**Your objective**
Each entry must be given again exactly; images do not belong in the copy.

* start *

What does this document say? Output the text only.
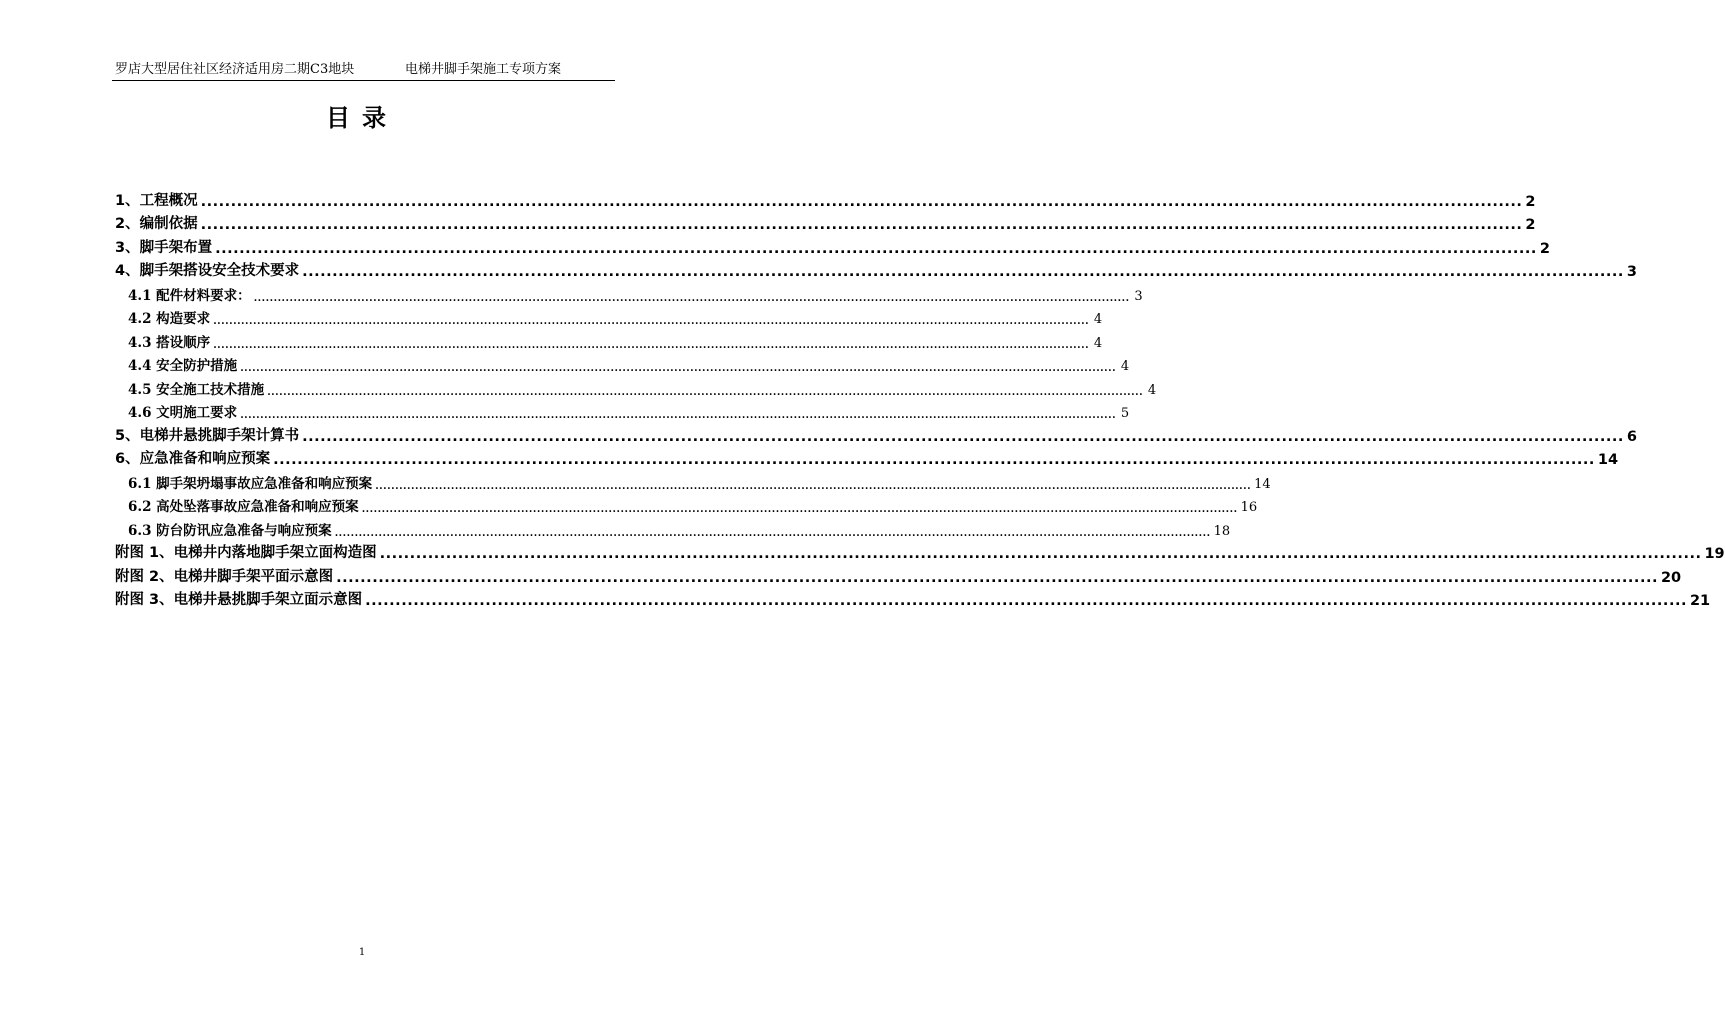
罗店大型居住社区经济适用房二期C3地块	电梯井脚手架施工专项方案
目录
1、工程概况 ............................................................................................................................................................................................................................ 2
2、编制依据 ............................................................................................................................................................................................................................ 2
3、脚手架布置 ............................................................................................................................................................................................................................ 2
4、脚手架搭设安全技术要求 ............................................................................................................................................................................................................................ 3
4.1 配件材料要求： ............................................................................................................................................................................................................................ 3
4.2 构造要求 ............................................................................................................................................................................................................................ 4
4.3 搭设顺序 ............................................................................................................................................................................................................................ 4
4.4 安全防护措施 ............................................................................................................................................................................................................................ 4
4.5 安全施工技术措施 ............................................................................................................................................................................................................................ 4
4.6 文明施工要求 ............................................................................................................................................................................................................................ 5
5、电梯井悬挑脚手架计算书 ............................................................................................................................................................................................................................ 6
6、应急准备和响应预案 ............................................................................................................................................................................................................................ 14
6.1 脚手架坍塌事故应急准备和响应预案 ............................................................................................................................................................................................................................ 14
6.2 高处坠落事故应急准备和响应预案 ............................................................................................................................................................................................................................ 16
6.3 防台防讯应急准备与响应预案 ............................................................................................................................................................................................................................ 18
附图 1、电梯井内落地脚手架立面构造图 ............................................................................................................................................................................................................................ 19
附图 2、电梯井脚手架平面示意图 ............................................................................................................................................................................................................................ 20
附图 3、电梯井悬挑脚手架立面示意图 ............................................................................................................................................................................................................................ 21
1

* end *

**Exercise answer**
What does this document say? Output the text only.
罗店大型居住社区经济适用房二期C3地块	电梯井脚手架施工专项方案
目录
1、工程概况 ............................................................................................................................................................................................................................ 2
2、编制依据 ............................................................................................................................................................................................................................ 2
3、脚手架布置 ............................................................................................................................................................................................................................ 2
4、脚手架搭设安全技术要求 ............................................................................................................................................................................................................................ 3
4.1 配件材料要求： ............................................................................................................................................................................................................................ 3
4.2 构造要求 ............................................................................................................................................................................................................................ 4
4.3 搭设顺序 ............................................................................................................................................................................................................................ 4
4.4 安全防护措施 ............................................................................................................................................................................................................................ 4
4.5 安全施工技术措施 ............................................................................................................................................................................................................................ 4
4.6 文明施工要求 ............................................................................................................................................................................................................................ 5
5、电梯井悬挑脚手架计算书 ............................................................................................................................................................................................................................ 6
6、应急准备和响应预案 ............................................................................................................................................................................................................................ 14
6.1 脚手架坍塌事故应急准备和响应预案 ............................................................................................................................................................................................................................ 14
6.2 高处坠落事故应急准备和响应预案 ............................................................................................................................................................................................................................ 16
6.3 防台防讯应急准备与响应预案 ............................................................................................................................................................................................................................ 18
附图 1、电梯井内落地脚手架立面构造图 ............................................................................................................................................................................................................................ 19
附图 2、电梯井脚手架平面示意图 ............................................................................................................................................................................................................................ 20
附图 3、电梯井悬挑脚手架立面示意图 ............................................................................................................................................................................................................................ 21
1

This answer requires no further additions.